• **Exercise details**
Transcribe the material in full. Nothing should differ except that the pictures are left out.

• **Exercise material**
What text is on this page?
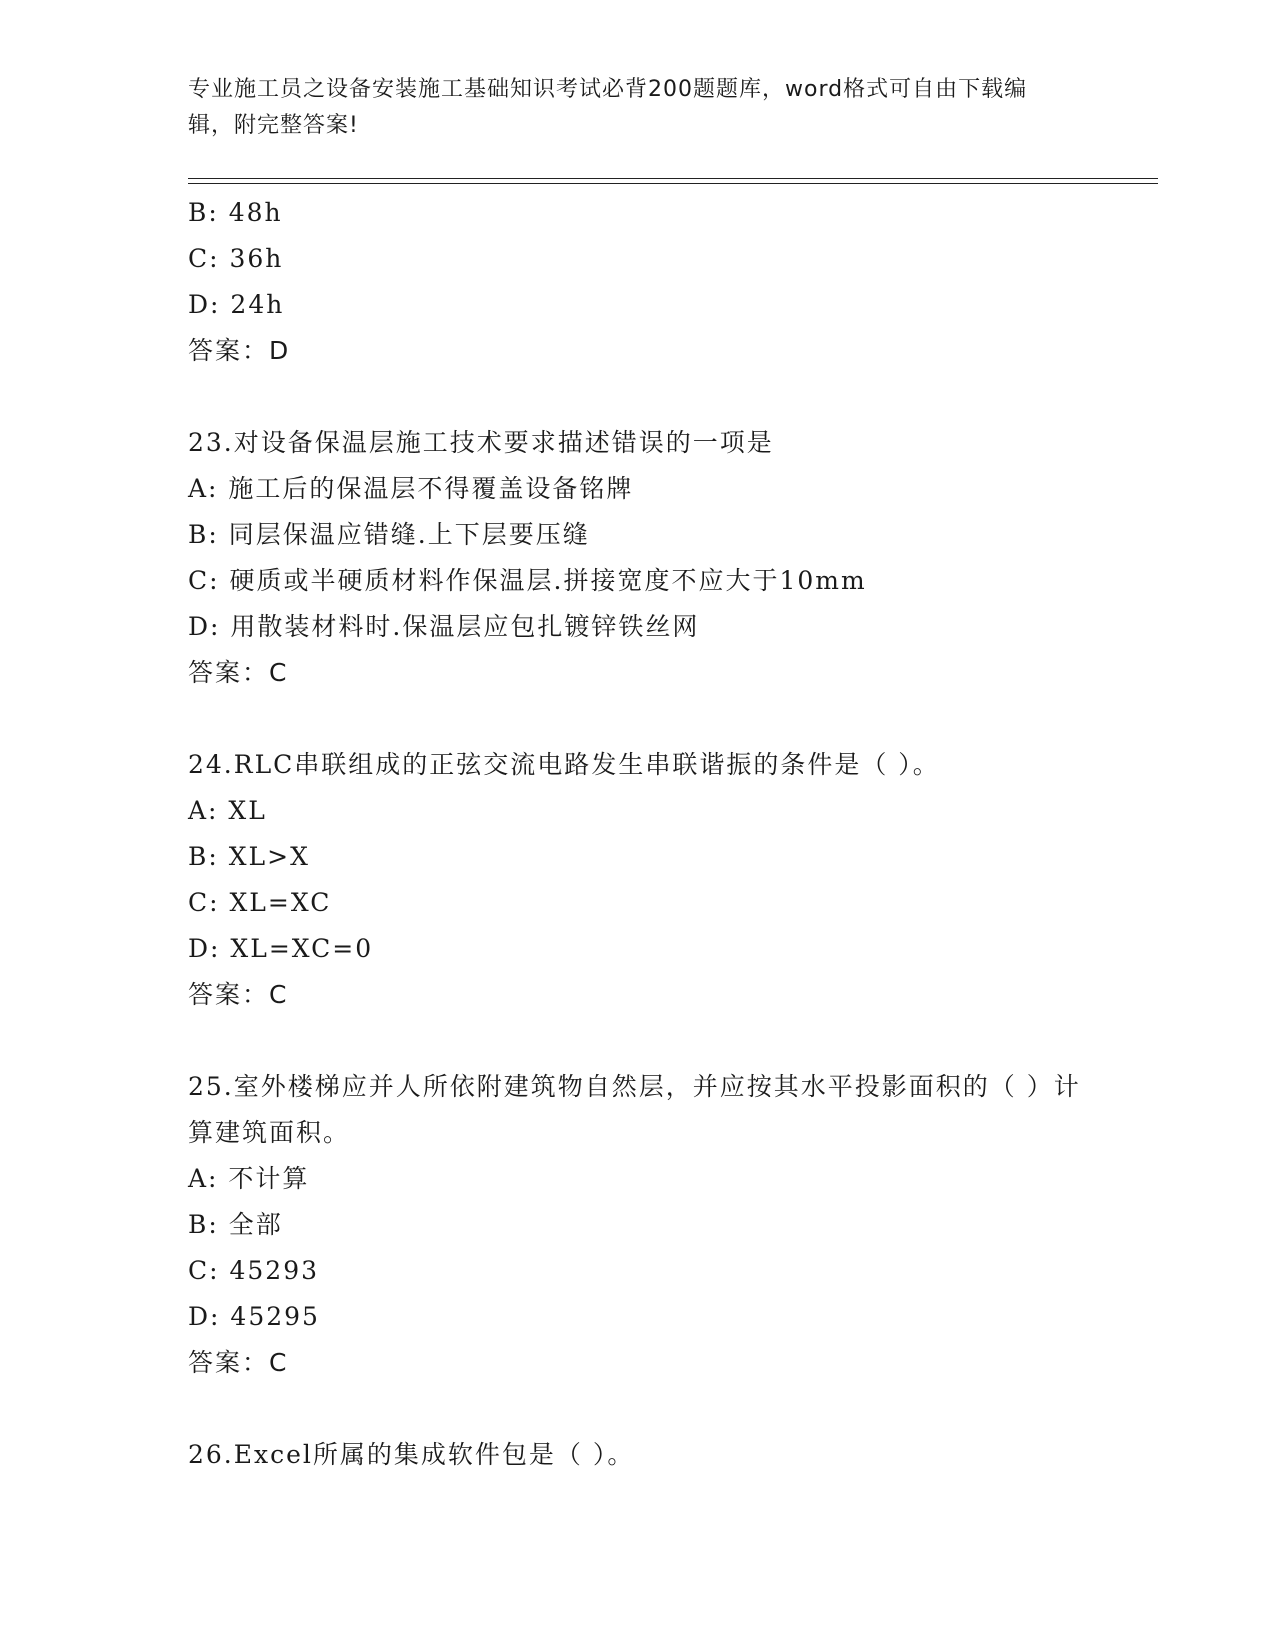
专业施工员之设备安装施工基础知识考试必背200题题库，word格式可自由下载编辑，附完整答案!
B: 48h
C: 36h
D: 24h
答案：D
23.对设备保温层施工技术要求描述错误的一项是
A: 施工后的保温层不得覆盖设备铭牌
B: 同层保温应错缝.上下层要压缝
C: 硬质或半硬质材料作保温层.拼接宽度不应大于10mm
D: 用散装材料时.保温层应包扎镀锌铁丝网
答案：C
24.RLC串联组成的正弦交流电路发生串联谐振的条件是（ ）。
A: XL
B: XL>X
C: XL=XC
D: XL=XC=0
答案：C
25.室外楼梯应并人所依附建筑物自然层，并应按其水平投影面积的（ ）计算建筑面积。
A: 不计算
B: 全部
C: 45293
D: 45295
答案：C
26.Excel所属的集成软件包是（ ）。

• **Output below**
What text is on this page?
专业施工员之设备安装施工基础知识考试必背200题题库，word格式可自由下载编辑，附完整答案!
B: 48h
C: 36h
D: 24h
答案：D
23.对设备保温层施工技术要求描述错误的一项是
A: 施工后的保温层不得覆盖设备铭牌
B: 同层保温应错缝.上下层要压缝
C: 硬质或半硬质材料作保温层.拼接宽度不应大于10mm
D: 用散装材料时.保温层应包扎镀锌铁丝网
答案：C
24.RLC串联组成的正弦交流电路发生串联谐振的条件是（ ）。
A: XL
B: XL>X
C: XL=XC
D: XL=XC=0
答案：C
25.室外楼梯应并人所依附建筑物自然层，并应按其水平投影面积的（ ）计算建筑面积。
A: 不计算
B: 全部
C: 45293
D: 45295
答案：C
26.Excel所属的集成软件包是（ ）。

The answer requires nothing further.